# LISTED ENTRIES:
────────

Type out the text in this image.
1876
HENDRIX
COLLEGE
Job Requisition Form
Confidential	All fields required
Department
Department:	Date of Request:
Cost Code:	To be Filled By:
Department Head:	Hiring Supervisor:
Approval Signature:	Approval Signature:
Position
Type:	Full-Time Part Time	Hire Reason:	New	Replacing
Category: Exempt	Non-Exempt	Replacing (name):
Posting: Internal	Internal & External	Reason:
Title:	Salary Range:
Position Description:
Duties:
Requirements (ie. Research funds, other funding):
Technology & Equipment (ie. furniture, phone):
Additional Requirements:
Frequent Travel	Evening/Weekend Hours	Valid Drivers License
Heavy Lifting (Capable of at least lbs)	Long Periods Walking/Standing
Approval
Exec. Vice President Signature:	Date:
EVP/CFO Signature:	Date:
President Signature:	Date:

────────

# REQUIREMENTS:
Copy all the entries verbatim.

# CORRECT RESPONSE:
Type out the text in this image.
1876
HENDRIX
COLLEGE
Job Requisition Form
Confidential	All fields required
Department
Department:	Date of Request:
Cost Code:	To be Filled By:
Department Head:	Hiring Supervisor:
Approval Signature:	Approval Signature:
Position
Type:	Full-Time Part Time	Hire Reason:	New	Replacing
Category: Exempt	Non-Exempt	Replacing (name):
Posting: Internal	Internal & External	Reason:
Title:	Salary Range:
Position Description:
Duties:
Requirements (ie. Research funds, other funding):
Technology & Equipment (ie. furniture, phone):
Additional Requirements:
Frequent Travel	Evening/Weekend Hours	Valid Drivers License
Heavy Lifting (Capable of at least lbs)	Long Periods Walking/Standing
Approval
Exec. Vice President Signature:	Date:
EVP/CFO Signature:	Date:
President Signature:	Date:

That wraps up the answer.